--- start Exercise materials ---

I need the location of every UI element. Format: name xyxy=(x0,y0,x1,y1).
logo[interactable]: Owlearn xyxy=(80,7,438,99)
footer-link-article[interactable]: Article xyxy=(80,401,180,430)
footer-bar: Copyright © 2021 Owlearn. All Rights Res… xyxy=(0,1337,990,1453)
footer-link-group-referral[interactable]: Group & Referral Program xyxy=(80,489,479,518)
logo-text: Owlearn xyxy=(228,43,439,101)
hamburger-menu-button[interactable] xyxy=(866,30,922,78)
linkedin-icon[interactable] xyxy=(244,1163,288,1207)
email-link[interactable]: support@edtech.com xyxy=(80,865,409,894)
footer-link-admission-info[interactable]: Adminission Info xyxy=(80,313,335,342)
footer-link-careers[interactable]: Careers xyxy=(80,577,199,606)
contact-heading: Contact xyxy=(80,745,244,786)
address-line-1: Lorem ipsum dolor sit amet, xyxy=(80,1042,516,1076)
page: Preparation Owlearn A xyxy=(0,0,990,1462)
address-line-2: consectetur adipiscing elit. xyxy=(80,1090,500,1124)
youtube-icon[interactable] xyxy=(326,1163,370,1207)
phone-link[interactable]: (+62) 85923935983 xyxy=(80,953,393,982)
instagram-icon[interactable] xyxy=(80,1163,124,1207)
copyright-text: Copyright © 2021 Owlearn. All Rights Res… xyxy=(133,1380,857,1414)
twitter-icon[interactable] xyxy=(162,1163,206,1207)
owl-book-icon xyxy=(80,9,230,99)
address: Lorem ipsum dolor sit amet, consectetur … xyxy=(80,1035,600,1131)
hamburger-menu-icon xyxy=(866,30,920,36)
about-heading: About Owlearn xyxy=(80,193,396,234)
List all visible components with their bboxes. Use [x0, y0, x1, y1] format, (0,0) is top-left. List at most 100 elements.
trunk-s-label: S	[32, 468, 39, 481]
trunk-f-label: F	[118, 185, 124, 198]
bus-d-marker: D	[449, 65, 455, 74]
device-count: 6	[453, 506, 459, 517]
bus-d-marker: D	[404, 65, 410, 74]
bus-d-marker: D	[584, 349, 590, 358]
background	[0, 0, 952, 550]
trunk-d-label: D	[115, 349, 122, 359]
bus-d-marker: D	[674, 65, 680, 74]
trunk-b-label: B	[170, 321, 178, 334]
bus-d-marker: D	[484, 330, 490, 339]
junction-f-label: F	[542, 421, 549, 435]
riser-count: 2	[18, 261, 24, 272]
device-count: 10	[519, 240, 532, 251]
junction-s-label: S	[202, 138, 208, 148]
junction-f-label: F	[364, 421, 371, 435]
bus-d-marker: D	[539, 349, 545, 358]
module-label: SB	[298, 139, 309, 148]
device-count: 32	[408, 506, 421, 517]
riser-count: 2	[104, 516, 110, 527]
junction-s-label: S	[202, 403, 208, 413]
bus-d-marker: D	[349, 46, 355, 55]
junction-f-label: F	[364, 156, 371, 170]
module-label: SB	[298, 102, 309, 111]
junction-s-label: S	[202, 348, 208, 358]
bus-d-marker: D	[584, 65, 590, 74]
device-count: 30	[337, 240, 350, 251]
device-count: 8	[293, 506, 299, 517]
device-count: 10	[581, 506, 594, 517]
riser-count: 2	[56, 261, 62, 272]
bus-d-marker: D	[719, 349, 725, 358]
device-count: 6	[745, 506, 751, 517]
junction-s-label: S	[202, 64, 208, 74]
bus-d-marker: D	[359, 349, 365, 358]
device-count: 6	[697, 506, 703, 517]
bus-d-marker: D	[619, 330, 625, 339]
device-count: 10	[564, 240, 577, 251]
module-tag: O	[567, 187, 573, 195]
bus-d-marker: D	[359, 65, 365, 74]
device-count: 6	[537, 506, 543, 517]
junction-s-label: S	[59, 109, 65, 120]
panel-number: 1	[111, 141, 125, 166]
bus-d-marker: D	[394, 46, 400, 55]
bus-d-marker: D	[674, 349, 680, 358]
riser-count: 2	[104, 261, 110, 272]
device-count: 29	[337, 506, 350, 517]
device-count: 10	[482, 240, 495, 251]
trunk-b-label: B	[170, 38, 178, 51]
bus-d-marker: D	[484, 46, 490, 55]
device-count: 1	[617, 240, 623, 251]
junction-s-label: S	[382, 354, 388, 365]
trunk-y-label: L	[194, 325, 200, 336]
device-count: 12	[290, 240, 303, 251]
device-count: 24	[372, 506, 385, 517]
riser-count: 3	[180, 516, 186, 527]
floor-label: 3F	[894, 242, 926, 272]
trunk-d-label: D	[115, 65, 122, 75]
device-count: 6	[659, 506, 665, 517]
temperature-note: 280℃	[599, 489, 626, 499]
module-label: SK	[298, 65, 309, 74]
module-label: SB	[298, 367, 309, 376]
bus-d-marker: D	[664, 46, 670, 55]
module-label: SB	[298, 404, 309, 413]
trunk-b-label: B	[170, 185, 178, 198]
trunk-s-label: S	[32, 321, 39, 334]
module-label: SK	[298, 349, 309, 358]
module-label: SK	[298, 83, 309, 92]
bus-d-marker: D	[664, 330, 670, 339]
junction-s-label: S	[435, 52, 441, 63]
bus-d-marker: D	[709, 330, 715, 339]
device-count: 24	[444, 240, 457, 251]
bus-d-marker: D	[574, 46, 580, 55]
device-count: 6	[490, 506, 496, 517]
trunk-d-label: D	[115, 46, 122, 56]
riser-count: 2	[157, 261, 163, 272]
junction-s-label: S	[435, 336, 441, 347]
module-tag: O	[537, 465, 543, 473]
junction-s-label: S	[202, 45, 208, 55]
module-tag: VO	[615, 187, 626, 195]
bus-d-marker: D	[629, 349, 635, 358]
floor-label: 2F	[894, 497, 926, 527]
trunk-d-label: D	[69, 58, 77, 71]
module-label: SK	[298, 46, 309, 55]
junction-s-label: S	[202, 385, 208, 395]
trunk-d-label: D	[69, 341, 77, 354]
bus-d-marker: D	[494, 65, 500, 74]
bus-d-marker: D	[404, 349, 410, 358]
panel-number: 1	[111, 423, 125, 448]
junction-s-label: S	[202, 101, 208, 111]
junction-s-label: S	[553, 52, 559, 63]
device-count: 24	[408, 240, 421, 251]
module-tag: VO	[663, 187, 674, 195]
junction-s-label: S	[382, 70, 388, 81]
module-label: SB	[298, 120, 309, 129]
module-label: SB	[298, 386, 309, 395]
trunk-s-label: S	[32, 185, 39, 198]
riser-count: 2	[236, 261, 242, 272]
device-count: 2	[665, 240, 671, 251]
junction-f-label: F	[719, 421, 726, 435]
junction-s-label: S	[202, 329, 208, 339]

--- end Exercise materials ---

## Exercise brief
Reproduce the lines above verbatim, from the first through the last.

## Exercise response
I need the location of every UI element. Format: name xyxy=(x0,y0,x1,y1).
logo[interactable]: Owlearn xyxy=(80,7,438,99)
footer-link-article[interactable]: Article xyxy=(80,401,180,430)
footer-bar: Copyright © 2021 Owlearn. All Rights Res… xyxy=(0,1337,990,1453)
footer-link-group-referral[interactable]: Group & Referral Program xyxy=(80,489,479,518)
logo-text: Owlearn xyxy=(228,43,439,101)
hamburger-menu-button[interactable] xyxy=(866,30,922,78)
linkedin-icon[interactable] xyxy=(244,1163,288,1207)
email-link[interactable]: support@edtech.com xyxy=(80,865,409,894)
footer-link-admission-info[interactable]: Adminission Info xyxy=(80,313,335,342)
footer-link-careers[interactable]: Careers xyxy=(80,577,199,606)
contact-heading: Contact xyxy=(80,745,244,786)
address-line-1: Lorem ipsum dolor sit amet, xyxy=(80,1042,516,1076)
page: Preparation Owlearn A xyxy=(0,0,990,1462)
address-line-2: consectetur adipiscing elit. xyxy=(80,1090,500,1124)
youtube-icon[interactable] xyxy=(326,1163,370,1207)
phone-link[interactable]: (+62) 85923935983 xyxy=(80,953,393,982)
instagram-icon[interactable] xyxy=(80,1163,124,1207)
copyright-text: Copyright © 2021 Owlearn. All Rights Res… xyxy=(133,1380,857,1414)
twitter-icon[interactable] xyxy=(162,1163,206,1207)
owl-book-icon xyxy=(80,9,230,99)
address: Lorem ipsum dolor sit amet, consectetur … xyxy=(80,1035,600,1131)
hamburger-menu-icon xyxy=(866,30,920,36)
about-heading: About Owlearn xyxy=(80,193,396,234)
List all visible components with their bboxes. Use [x0, y0, x1, y1] format, (0,0) is top-left. List at most 100 elements.
trunk-s-label: S	[32, 468, 39, 481]
trunk-f-label: F	[118, 185, 124, 198]
bus-d-marker: D	[449, 65, 455, 74]
device-count: 6	[453, 506, 459, 517]
bus-d-marker: D	[404, 65, 410, 74]
bus-d-marker: D	[584, 349, 590, 358]
background	[0, 0, 952, 550]
trunk-d-label: D	[115, 349, 122, 359]
bus-d-marker: D	[674, 65, 680, 74]
trunk-b-label: B	[170, 321, 178, 334]
bus-d-marker: D	[484, 330, 490, 339]
junction-f-label: F	[542, 421, 549, 435]
riser-count: 2	[18, 261, 24, 272]
device-count: 10	[519, 240, 532, 251]
junction-s-label: S	[202, 138, 208, 148]
junction-f-label: F	[364, 421, 371, 435]
bus-d-marker: D	[539, 349, 545, 358]
module-label: SB	[298, 139, 309, 148]
device-count: 32	[408, 506, 421, 517]
riser-count: 2	[104, 516, 110, 527]
junction-s-label: S	[202, 403, 208, 413]
bus-d-marker: D	[349, 46, 355, 55]
junction-f-label: F	[364, 156, 371, 170]
module-label: SB	[298, 102, 309, 111]
junction-s-label: S	[202, 348, 208, 358]
bus-d-marker: D	[584, 65, 590, 74]
device-count: 30	[337, 240, 350, 251]
device-count: 8	[293, 506, 299, 517]
device-count: 10	[581, 506, 594, 517]
riser-count: 2	[56, 261, 62, 272]
bus-d-marker: D	[719, 349, 725, 358]
device-count: 6	[745, 506, 751, 517]
junction-s-label: S	[202, 64, 208, 74]
bus-d-marker: D	[359, 349, 365, 358]
device-count: 6	[697, 506, 703, 517]
bus-d-marker: D	[619, 330, 625, 339]
device-count: 10	[564, 240, 577, 251]
module-tag: O	[567, 187, 573, 195]
bus-d-marker: D	[359, 65, 365, 74]
device-count: 6	[537, 506, 543, 517]
junction-s-label: S	[59, 109, 65, 120]
panel-number: 1	[111, 141, 125, 166]
bus-d-marker: D	[394, 46, 400, 55]
bus-d-marker: D	[674, 349, 680, 358]
riser-count: 2	[104, 261, 110, 272]
device-count: 29	[337, 506, 350, 517]
device-count: 10	[482, 240, 495, 251]
trunk-b-label: B	[170, 38, 178, 51]
bus-d-marker: D	[484, 46, 490, 55]
device-count: 1	[617, 240, 623, 251]
junction-s-label: S	[382, 354, 388, 365]
trunk-y-label: L	[194, 325, 200, 336]
device-count: 12	[290, 240, 303, 251]
device-count: 24	[372, 506, 385, 517]
riser-count: 3	[180, 516, 186, 527]
floor-label: 3F	[894, 242, 926, 272]
trunk-d-label: D	[115, 65, 122, 75]
device-count: 6	[659, 506, 665, 517]
temperature-note: 280℃	[599, 489, 626, 499]
module-label: SK	[298, 65, 309, 74]
module-label: SB	[298, 367, 309, 376]
bus-d-marker: D	[664, 46, 670, 55]
module-label: SB	[298, 404, 309, 413]
trunk-b-label: B	[170, 185, 178, 198]
trunk-s-label: S	[32, 321, 39, 334]
module-label: SK	[298, 349, 309, 358]
module-label: SK	[298, 83, 309, 92]
bus-d-marker: D	[664, 330, 670, 339]
junction-s-label: S	[435, 52, 441, 63]
bus-d-marker: D	[709, 330, 715, 339]
device-count: 24	[444, 240, 457, 251]
bus-d-marker: D	[574, 46, 580, 55]
device-count: 6	[490, 506, 496, 517]
trunk-d-label: D	[115, 46, 122, 56]
riser-count: 2	[157, 261, 163, 272]
junction-s-label: S	[435, 336, 441, 347]
module-tag: O	[537, 465, 543, 473]
junction-s-label: S	[202, 45, 208, 55]
module-tag: VO	[615, 187, 626, 195]
bus-d-marker: D	[629, 349, 635, 358]
floor-label: 2F	[894, 497, 926, 527]
trunk-d-label: D	[69, 58, 77, 71]
module-label: SK	[298, 46, 309, 55]
junction-s-label: S	[202, 385, 208, 395]
trunk-d-label: D	[69, 341, 77, 354]
bus-d-marker: D	[494, 65, 500, 74]
bus-d-marker: D	[404, 349, 410, 358]
panel-number: 1	[111, 423, 125, 448]
junction-s-label: S	[202, 101, 208, 111]
junction-s-label: S	[553, 52, 559, 63]
device-count: 24	[408, 240, 421, 251]
module-tag: VO	[663, 187, 674, 195]
junction-s-label: S	[382, 70, 388, 81]
module-label: SB	[298, 120, 309, 129]
module-label: SB	[298, 386, 309, 395]
trunk-s-label: S	[32, 185, 39, 198]
riser-count: 2	[236, 261, 242, 272]
device-count: 2	[665, 240, 671, 251]
junction-f-label: F	[719, 421, 726, 435]
junction-s-label: S	[202, 329, 208, 339]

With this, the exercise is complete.